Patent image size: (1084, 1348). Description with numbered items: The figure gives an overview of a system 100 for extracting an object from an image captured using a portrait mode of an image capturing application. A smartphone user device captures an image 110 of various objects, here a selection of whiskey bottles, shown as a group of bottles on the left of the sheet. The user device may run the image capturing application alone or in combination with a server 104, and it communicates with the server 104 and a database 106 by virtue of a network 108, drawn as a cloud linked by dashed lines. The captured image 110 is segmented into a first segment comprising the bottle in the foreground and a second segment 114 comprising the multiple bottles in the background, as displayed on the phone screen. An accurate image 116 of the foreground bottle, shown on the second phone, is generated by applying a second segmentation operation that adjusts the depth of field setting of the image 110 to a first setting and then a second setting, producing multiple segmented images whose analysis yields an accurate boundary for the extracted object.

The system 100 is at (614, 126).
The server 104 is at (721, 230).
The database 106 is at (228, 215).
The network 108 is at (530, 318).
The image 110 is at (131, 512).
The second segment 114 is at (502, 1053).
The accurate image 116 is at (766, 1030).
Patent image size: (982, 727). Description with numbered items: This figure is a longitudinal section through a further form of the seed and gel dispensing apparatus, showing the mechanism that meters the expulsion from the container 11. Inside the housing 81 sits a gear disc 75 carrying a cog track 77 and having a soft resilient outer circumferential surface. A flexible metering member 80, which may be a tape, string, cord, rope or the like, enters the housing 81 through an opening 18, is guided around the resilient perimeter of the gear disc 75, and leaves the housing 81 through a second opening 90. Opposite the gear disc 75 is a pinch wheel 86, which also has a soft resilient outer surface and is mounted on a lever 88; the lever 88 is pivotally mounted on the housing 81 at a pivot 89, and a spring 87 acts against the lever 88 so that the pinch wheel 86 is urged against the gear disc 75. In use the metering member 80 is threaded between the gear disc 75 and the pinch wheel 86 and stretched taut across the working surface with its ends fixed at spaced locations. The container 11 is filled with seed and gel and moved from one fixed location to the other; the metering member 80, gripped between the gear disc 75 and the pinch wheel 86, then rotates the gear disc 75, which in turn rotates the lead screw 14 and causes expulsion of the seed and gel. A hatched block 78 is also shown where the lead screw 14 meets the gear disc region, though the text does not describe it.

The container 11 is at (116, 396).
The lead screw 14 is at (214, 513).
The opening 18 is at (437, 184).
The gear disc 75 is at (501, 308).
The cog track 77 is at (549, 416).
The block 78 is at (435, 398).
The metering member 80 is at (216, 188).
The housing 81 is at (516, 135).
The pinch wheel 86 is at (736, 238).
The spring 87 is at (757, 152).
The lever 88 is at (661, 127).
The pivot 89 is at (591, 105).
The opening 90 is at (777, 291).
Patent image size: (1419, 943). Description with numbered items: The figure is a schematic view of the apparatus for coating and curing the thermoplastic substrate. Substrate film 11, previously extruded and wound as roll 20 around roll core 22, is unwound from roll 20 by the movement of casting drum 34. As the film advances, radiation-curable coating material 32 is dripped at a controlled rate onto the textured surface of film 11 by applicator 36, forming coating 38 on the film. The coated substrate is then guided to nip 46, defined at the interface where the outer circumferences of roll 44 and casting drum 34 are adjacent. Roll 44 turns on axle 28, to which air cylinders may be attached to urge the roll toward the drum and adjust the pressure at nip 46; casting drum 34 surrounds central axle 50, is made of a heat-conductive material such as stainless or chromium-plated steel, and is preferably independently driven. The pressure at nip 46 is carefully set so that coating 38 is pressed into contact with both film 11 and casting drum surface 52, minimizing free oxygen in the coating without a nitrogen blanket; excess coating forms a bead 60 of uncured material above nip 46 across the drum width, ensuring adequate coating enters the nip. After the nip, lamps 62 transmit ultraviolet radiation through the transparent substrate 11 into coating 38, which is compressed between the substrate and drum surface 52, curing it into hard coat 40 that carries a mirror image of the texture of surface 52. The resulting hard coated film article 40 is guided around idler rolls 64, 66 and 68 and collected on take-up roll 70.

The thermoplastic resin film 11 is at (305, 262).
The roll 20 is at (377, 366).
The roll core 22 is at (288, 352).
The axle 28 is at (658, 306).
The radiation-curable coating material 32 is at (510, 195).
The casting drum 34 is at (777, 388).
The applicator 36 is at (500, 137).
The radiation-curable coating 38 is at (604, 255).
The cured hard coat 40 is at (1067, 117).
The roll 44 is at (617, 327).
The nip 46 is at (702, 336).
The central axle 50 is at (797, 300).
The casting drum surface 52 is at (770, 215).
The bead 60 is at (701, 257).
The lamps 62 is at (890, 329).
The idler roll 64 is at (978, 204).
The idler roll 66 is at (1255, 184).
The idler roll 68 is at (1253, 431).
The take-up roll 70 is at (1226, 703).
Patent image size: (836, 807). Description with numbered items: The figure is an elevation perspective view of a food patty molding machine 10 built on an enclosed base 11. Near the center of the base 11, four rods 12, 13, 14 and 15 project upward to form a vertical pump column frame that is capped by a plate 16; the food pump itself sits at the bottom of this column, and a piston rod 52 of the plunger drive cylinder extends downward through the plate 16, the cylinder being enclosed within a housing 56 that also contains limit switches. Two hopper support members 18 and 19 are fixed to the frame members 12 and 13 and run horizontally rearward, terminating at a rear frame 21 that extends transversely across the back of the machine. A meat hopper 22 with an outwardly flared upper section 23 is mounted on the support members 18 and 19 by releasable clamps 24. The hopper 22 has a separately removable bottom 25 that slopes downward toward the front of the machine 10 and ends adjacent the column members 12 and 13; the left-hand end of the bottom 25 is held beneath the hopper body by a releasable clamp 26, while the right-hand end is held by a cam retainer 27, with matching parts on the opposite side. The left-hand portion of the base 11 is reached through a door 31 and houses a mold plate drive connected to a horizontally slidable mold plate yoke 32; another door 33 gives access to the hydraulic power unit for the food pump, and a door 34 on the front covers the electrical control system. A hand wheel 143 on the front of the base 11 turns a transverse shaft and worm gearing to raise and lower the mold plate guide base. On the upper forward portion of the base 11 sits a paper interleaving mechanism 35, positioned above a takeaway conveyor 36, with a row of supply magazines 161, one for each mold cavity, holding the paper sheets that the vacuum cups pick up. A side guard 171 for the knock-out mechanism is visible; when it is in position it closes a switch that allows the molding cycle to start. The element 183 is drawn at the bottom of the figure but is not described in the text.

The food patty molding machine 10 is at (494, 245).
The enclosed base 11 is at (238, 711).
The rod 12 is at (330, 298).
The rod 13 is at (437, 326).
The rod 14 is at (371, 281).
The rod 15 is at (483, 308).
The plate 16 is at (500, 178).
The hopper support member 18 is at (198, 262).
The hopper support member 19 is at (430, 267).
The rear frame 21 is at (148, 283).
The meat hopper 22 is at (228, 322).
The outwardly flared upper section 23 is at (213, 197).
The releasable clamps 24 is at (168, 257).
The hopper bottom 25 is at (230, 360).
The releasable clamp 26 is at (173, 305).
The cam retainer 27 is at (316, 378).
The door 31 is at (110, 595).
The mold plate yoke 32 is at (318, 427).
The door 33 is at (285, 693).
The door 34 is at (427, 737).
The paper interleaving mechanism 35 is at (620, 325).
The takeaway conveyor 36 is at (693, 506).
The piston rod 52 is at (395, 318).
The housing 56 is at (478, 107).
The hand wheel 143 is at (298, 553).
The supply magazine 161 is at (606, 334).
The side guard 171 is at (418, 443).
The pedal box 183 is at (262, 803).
──────
# Prompt
Reproduce all the items above, swapping "Patent image size" for "Drawing dimensions" wherever it occurs and leaving everything else unchanged.

# Answer to the task
Drawing dimensions: (1084, 1348). Description with numbered items: The figure gives an overview of a system 100 for extracting an object from an image captured using a portrait mode of an image capturing application. A smartphone user device captures an image 110 of various objects, here a selection of whiskey bottles, shown as a group of bottles on the left of the sheet. The user device may run the image capturing application alone or in combination with a server 104, and it communicates with the server 104 and a database 106 by virtue of a network 108, drawn as a cloud linked by dashed lines. The captured image 110 is segmented into a first segment comprising the bottle in the foreground and a second segment 114 comprising the multiple bottles in the background, as displayed on the phone screen. An accurate image 116 of the foreground bottle, shown on the second phone, is generated by applying a second segmentation operation that adjusts the depth of field setting of the image 110 to a first setting and then a second setting, producing multiple segmented images whose analysis yields an accurate boundary for the extracted object.

The system 100 is at (614, 126).
The server 104 is at (721, 230).
The database 106 is at (228, 215).
The network 108 is at (530, 318).
The image 110 is at (131, 512).
The second segment 114 is at (502, 1053).
The accurate image 116 is at (766, 1030).
Drawing dimensions: (982, 727). Description with numbered items: This figure is a longitudinal section through a further form of the seed and gel dispensing apparatus, showing the mechanism that meters the expulsion from the container 11. Inside the housing 81 sits a gear disc 75 carrying a cog track 77 and having a soft resilient outer circumferential surface. A flexible metering member 80, which may be a tape, string, cord, rope or the like, enters the housing 81 through an opening 18, is guided around the resilient perimeter of the gear disc 75, and leaves the housing 81 through a second opening 90. Opposite the gear disc 75 is a pinch wheel 86, which also has a soft resilient outer surface and is mounted on a lever 88; the lever 88 is pivotally mounted on the housing 81 at a pivot 89, and a spring 87 acts against the lever 88 so that the pinch wheel 86 is urged against the gear disc 75. In use the metering member 80 is threaded between the gear disc 75 and the pinch wheel 86 and stretched taut across the working surface with its ends fixed at spaced locations. The container 11 is filled with seed and gel and moved from one fixed location to the other; the metering member 80, gripped between the gear disc 75 and the pinch wheel 86, then rotates the gear disc 75, which in turn rotates the lead screw 14 and causes expulsion of the seed and gel. A hatched block 78 is also shown where the lead screw 14 meets the gear disc region, though the text does not describe it.

The container 11 is at (116, 396).
The lead screw 14 is at (214, 513).
The opening 18 is at (437, 184).
The gear disc 75 is at (501, 308).
The cog track 77 is at (549, 416).
The block 78 is at (435, 398).
The metering member 80 is at (216, 188).
The housing 81 is at (516, 135).
The pinch wheel 86 is at (736, 238).
The spring 87 is at (757, 152).
The lever 88 is at (661, 127).
The pivot 89 is at (591, 105).
The opening 90 is at (777, 291).
Drawing dimensions: (1419, 943). Description with numbered items: The figure is a schematic view of the apparatus for coating and curing the thermoplastic substrate. Substrate film 11, previously extruded and wound as roll 20 around roll core 22, is unwound from roll 20 by the movement of casting drum 34. As the film advances, radiation-curable coating material 32 is dripped at a controlled rate onto the textured surface of film 11 by applicator 36, forming coating 38 on the film. The coated substrate is then guided to nip 46, defined at the interface where the outer circumferences of roll 44 and casting drum 34 are adjacent. Roll 44 turns on axle 28, to which air cylinders may be attached to urge the roll toward the drum and adjust the pressure at nip 46; casting drum 34 surrounds central axle 50, is made of a heat-conductive material such as stainless or chromium-plated steel, and is preferably independently driven. The pressure at nip 46 is carefully set so that coating 38 is pressed into contact with both film 11 and casting drum surface 52, minimizing free oxygen in the coating without a nitrogen blanket; excess coating forms a bead 60 of uncured material above nip 46 across the drum width, ensuring adequate coating enters the nip. After the nip, lamps 62 transmit ultraviolet radiation through the transparent substrate 11 into coating 38, which is compressed between the substrate and drum surface 52, curing it into hard coat 40 that carries a mirror image of the texture of surface 52. The resulting hard coated film article 40 is guided around idler rolls 64, 66 and 68 and collected on take-up roll 70.

The thermoplastic resin film 11 is at (305, 262).
The roll 20 is at (377, 366).
The roll core 22 is at (288, 352).
The axle 28 is at (658, 306).
The radiation-curable coating material 32 is at (510, 195).
The casting drum 34 is at (777, 388).
The applicator 36 is at (500, 137).
The radiation-curable coating 38 is at (604, 255).
The cured hard coat 40 is at (1067, 117).
The roll 44 is at (617, 327).
The nip 46 is at (702, 336).
The central axle 50 is at (797, 300).
The casting drum surface 52 is at (770, 215).
The bead 60 is at (701, 257).
The lamps 62 is at (890, 329).
The idler roll 64 is at (978, 204).
The idler roll 66 is at (1255, 184).
The idler roll 68 is at (1253, 431).
The take-up roll 70 is at (1226, 703).
Drawing dimensions: (836, 807). Description with numbered items: The figure is an elevation perspective view of a food patty molding machine 10 built on an enclosed base 11. Near the center of the base 11, four rods 12, 13, 14 and 15 project upward to form a vertical pump column frame that is capped by a plate 16; the food pump itself sits at the bottom of this column, and a piston rod 52 of the plunger drive cylinder extends downward through the plate 16, the cylinder being enclosed within a housing 56 that also contains limit switches. Two hopper support members 18 and 19 are fixed to the frame members 12 and 13 and run horizontally rearward, terminating at a rear frame 21 that extends transversely across the back of the machine. A meat hopper 22 with an outwardly flared upper section 23 is mounted on the support members 18 and 19 by releasable clamps 24. The hopper 22 has a separately removable bottom 25 that slopes downward toward the front of the machine 10 and ends adjacent the column members 12 and 13; the left-hand end of the bottom 25 is held beneath the hopper body by a releasable clamp 26, while the right-hand end is held by a cam retainer 27, with matching parts on the opposite side. The left-hand portion of the base 11 is reached through a door 31 and houses a mold plate drive connected to a horizontally slidable mold plate yoke 32; another door 33 gives access to the hydraulic power unit for the food pump, and a door 34 on the front covers the electrical control system. A hand wheel 143 on the front of the base 11 turns a transverse shaft and worm gearing to raise and lower the mold plate guide base. On the upper forward portion of the base 11 sits a paper interleaving mechanism 35, positioned above a takeaway conveyor 36, with a row of supply magazines 161, one for each mold cavity, holding the paper sheets that the vacuum cups pick up. A side guard 171 for the knock-out mechanism is visible; when it is in position it closes a switch that allows the molding cycle to start. The element 183 is drawn at the bottom of the figure but is not described in the text.

The food patty molding machine 10 is at (494, 245).
The enclosed base 11 is at (238, 711).
The rod 12 is at (330, 298).
The rod 13 is at (437, 326).
The rod 14 is at (371, 281).
The rod 15 is at (483, 308).
The plate 16 is at (500, 178).
The hopper support member 18 is at (198, 262).
The hopper support member 19 is at (430, 267).
The rear frame 21 is at (148, 283).
The meat hopper 22 is at (228, 322).
The outwardly flared upper section 23 is at (213, 197).
The releasable clamps 24 is at (168, 257).
The hopper bottom 25 is at (230, 360).
The releasable clamp 26 is at (173, 305).
The cam retainer 27 is at (316, 378).
The door 31 is at (110, 595).
The mold plate yoke 32 is at (318, 427).
The door 33 is at (285, 693).
The door 34 is at (427, 737).
The paper interleaving mechanism 35 is at (620, 325).
The takeaway conveyor 36 is at (693, 506).
The piston rod 52 is at (395, 318).
The housing 56 is at (478, 107).
The hand wheel 143 is at (298, 553).
The supply magazine 161 is at (606, 334).
The side guard 171 is at (418, 443).
The pedal box 183 is at (262, 803).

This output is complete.